-- begin TASK INPUT --
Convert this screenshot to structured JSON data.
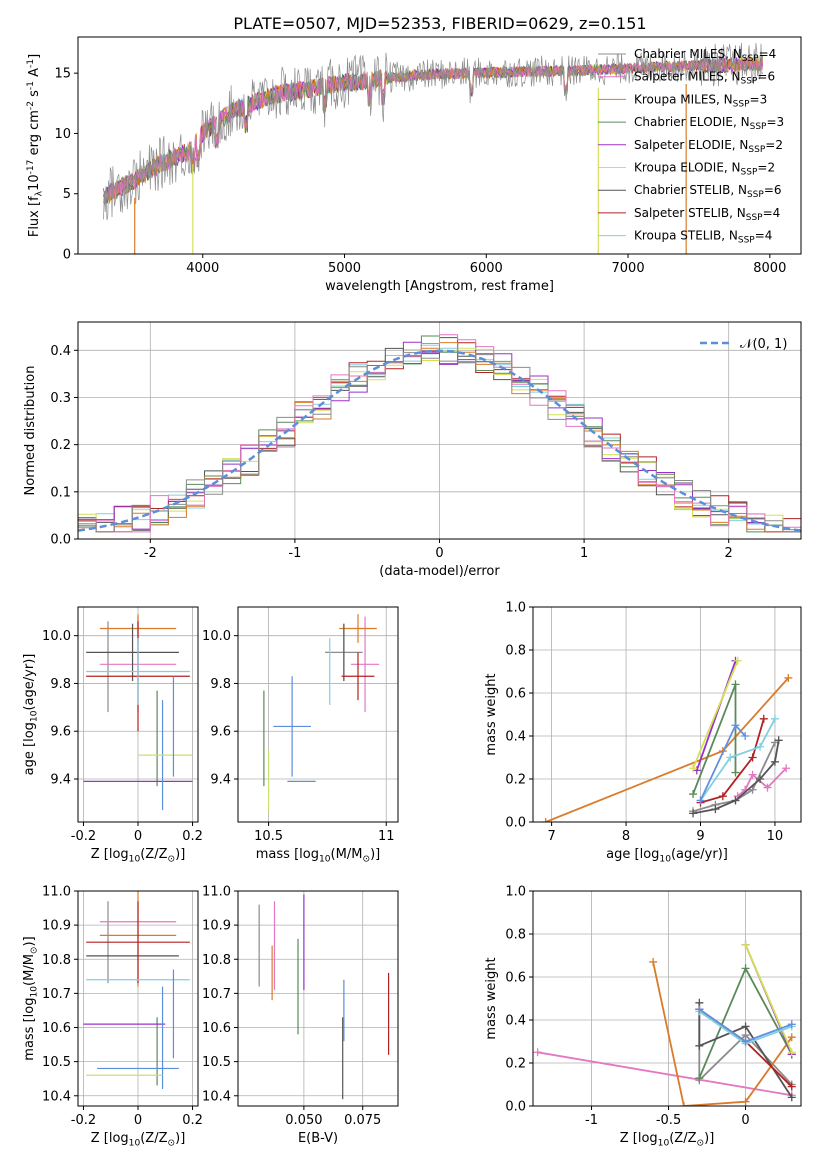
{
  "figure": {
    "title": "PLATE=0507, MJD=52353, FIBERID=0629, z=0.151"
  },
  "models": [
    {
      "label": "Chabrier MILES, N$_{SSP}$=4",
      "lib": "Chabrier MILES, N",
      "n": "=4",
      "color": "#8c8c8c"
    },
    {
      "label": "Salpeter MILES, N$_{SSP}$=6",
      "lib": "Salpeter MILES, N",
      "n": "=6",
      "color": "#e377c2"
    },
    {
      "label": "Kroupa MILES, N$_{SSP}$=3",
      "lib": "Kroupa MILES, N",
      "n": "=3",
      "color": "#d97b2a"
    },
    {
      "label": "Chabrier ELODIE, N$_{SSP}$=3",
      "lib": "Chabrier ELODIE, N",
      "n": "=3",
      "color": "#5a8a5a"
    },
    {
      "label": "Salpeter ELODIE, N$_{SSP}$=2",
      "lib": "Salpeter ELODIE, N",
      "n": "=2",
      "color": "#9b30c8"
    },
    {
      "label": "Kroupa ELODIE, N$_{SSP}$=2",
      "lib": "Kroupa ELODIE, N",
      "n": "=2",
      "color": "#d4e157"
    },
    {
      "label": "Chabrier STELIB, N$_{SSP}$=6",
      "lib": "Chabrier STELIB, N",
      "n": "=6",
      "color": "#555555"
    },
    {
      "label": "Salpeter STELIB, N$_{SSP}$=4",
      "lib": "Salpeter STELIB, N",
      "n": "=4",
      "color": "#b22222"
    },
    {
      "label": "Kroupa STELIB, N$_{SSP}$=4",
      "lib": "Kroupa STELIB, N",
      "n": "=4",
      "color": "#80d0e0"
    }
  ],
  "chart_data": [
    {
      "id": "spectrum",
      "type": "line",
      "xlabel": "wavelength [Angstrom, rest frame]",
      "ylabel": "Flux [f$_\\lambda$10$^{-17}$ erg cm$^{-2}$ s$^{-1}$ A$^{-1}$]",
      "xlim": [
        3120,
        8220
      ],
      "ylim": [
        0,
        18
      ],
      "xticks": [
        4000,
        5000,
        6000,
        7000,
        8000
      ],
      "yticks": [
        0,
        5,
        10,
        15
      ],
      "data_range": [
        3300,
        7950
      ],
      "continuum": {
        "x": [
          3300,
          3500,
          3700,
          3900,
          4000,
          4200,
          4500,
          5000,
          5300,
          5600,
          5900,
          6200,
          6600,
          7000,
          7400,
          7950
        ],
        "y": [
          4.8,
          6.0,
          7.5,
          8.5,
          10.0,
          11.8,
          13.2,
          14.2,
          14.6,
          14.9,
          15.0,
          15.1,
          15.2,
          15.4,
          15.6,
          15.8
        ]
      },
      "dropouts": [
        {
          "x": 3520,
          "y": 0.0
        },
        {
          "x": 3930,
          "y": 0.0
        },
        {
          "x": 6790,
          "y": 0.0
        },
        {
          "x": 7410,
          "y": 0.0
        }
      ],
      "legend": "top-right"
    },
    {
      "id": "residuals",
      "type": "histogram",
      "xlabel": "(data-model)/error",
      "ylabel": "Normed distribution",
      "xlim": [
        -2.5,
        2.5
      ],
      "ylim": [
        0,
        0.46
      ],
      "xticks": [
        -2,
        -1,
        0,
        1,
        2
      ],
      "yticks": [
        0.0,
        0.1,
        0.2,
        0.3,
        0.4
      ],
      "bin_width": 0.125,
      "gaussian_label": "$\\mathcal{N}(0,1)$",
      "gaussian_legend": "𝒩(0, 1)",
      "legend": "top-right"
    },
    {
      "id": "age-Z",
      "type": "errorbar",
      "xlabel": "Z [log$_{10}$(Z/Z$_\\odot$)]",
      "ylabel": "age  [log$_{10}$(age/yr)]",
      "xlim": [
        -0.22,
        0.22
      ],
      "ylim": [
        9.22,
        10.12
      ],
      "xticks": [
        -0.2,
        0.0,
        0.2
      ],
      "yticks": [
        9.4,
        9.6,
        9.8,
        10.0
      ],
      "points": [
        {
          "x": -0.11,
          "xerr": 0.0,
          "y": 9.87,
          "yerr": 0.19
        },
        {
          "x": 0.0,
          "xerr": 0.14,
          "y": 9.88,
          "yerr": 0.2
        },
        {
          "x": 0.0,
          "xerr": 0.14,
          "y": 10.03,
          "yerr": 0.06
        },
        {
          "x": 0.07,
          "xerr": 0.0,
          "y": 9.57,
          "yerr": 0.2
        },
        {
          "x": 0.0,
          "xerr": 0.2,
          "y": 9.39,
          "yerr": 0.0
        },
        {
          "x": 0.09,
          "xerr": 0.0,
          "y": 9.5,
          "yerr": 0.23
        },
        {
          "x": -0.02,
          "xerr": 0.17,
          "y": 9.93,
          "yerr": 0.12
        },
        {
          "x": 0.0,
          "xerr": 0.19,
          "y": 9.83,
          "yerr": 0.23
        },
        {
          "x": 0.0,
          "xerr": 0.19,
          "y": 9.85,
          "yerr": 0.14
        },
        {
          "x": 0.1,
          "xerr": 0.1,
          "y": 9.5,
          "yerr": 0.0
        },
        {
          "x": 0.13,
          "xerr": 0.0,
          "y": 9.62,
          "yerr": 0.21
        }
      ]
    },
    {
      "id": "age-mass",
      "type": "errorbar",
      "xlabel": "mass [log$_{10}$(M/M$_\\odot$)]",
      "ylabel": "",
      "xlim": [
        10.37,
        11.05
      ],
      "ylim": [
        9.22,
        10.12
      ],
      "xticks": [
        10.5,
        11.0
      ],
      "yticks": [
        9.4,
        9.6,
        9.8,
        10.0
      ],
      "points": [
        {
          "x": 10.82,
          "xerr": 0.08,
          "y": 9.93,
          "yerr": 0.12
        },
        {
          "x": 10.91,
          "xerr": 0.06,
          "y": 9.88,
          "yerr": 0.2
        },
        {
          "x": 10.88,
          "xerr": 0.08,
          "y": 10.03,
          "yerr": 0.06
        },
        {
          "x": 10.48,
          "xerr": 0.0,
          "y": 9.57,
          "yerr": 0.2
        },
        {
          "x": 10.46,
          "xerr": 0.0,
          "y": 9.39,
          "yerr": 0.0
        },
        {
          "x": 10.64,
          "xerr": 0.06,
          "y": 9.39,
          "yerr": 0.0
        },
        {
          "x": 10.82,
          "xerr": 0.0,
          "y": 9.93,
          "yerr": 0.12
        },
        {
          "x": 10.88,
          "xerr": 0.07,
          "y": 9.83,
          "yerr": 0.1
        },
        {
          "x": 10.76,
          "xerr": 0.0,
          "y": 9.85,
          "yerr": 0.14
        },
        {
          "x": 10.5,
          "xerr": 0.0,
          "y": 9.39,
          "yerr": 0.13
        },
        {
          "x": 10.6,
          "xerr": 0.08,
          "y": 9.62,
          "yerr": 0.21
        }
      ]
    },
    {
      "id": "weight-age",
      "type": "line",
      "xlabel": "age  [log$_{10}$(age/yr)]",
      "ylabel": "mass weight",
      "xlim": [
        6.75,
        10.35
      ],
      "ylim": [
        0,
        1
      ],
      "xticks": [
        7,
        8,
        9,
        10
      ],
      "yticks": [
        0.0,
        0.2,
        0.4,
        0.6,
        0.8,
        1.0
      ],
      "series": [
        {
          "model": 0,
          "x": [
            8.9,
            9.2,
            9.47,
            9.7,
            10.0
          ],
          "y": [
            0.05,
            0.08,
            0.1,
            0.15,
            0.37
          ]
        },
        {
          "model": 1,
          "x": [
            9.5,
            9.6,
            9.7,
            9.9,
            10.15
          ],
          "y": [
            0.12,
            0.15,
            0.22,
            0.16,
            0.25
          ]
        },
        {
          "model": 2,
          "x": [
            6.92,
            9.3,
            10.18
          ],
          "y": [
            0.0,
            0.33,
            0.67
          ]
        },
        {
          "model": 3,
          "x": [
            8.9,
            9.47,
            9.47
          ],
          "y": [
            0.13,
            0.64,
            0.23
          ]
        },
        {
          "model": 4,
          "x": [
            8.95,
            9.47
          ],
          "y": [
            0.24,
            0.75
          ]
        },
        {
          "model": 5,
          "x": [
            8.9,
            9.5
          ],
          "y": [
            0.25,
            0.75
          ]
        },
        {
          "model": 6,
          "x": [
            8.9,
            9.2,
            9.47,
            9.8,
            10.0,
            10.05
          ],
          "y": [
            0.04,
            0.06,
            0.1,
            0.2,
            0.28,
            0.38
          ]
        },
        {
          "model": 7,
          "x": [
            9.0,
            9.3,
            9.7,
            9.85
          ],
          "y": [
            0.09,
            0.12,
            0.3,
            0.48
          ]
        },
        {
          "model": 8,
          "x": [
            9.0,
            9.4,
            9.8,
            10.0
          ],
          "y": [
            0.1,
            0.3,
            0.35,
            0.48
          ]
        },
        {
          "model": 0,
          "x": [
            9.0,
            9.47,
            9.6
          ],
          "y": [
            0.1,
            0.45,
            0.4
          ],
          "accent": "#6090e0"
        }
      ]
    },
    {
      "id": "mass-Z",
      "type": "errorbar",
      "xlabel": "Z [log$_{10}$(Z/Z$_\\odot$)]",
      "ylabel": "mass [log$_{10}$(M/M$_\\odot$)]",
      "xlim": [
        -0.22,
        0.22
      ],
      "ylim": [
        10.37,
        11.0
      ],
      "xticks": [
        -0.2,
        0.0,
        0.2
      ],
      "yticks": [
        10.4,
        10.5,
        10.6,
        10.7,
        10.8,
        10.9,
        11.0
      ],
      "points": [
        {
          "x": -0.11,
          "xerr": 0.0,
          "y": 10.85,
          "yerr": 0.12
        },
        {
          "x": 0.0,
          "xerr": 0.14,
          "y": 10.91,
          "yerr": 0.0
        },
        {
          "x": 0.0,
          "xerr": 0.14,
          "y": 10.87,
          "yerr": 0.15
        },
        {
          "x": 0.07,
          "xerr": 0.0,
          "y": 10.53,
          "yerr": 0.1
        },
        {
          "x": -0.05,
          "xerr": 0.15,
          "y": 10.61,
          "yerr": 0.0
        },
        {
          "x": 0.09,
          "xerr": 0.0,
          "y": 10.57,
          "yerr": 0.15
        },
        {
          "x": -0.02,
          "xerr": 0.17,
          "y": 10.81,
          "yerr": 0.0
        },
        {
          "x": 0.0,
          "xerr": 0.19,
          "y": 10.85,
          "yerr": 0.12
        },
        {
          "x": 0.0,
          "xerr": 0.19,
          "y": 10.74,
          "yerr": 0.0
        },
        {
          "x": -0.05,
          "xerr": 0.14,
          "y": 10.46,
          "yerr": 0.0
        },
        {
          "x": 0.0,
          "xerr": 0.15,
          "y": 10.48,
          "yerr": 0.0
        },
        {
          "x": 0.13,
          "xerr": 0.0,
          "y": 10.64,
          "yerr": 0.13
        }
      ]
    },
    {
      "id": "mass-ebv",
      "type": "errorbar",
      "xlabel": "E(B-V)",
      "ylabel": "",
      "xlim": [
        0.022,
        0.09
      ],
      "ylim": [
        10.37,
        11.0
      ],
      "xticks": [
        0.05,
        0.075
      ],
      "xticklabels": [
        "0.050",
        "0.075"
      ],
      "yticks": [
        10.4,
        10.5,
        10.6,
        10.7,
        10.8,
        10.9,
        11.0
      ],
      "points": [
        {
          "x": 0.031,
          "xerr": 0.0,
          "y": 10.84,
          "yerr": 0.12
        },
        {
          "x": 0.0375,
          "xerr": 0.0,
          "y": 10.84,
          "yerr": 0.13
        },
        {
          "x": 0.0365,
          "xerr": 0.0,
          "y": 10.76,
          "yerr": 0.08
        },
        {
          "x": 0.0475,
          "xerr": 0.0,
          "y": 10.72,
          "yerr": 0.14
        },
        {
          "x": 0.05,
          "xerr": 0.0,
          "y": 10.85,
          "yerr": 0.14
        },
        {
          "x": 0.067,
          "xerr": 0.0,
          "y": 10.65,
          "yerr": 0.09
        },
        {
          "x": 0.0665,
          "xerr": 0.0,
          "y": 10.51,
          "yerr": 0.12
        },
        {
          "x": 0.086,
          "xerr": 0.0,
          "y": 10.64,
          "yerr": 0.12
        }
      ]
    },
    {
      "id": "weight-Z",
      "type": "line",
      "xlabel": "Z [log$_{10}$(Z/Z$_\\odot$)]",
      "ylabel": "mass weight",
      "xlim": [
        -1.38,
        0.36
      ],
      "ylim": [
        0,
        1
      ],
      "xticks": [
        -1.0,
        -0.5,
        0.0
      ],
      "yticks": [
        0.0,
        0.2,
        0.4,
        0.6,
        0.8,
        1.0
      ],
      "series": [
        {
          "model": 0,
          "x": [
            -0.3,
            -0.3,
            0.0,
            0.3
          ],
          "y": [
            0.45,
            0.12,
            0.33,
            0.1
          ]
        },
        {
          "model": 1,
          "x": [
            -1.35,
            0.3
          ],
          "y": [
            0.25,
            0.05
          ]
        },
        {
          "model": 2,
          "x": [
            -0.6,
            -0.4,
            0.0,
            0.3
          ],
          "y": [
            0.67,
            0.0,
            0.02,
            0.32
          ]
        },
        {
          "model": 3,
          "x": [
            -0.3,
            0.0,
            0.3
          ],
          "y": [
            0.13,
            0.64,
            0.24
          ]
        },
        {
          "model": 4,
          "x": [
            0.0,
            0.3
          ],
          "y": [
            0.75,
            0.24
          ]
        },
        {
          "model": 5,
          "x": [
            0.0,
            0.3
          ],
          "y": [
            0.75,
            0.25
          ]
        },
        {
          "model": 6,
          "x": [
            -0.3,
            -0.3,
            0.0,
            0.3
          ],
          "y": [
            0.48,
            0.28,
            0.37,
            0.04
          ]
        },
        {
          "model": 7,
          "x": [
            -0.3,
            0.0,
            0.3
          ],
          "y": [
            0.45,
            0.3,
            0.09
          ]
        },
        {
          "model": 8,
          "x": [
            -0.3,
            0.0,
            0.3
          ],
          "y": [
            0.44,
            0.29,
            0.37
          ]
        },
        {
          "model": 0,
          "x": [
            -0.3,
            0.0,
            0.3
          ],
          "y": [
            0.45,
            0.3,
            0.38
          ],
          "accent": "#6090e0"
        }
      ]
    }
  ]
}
-- end TASK INPUT --
> **SHORT TASK**: Look through the lines above and collect those with the word "MILES".

> **PROBLEM SOLUTION**:
      "label": "Chabrier MILES, N$_{SSP}$=4",
      "lib": "Chabrier MILES, N",
      "label": "Salpeter MILES, N$_{SSP}$=6",
      "lib": "Salpeter MILES, N",
      "label": "Kroupa MILES, N$_{SSP}$=3",
      "lib": "Kroupa MILES, N",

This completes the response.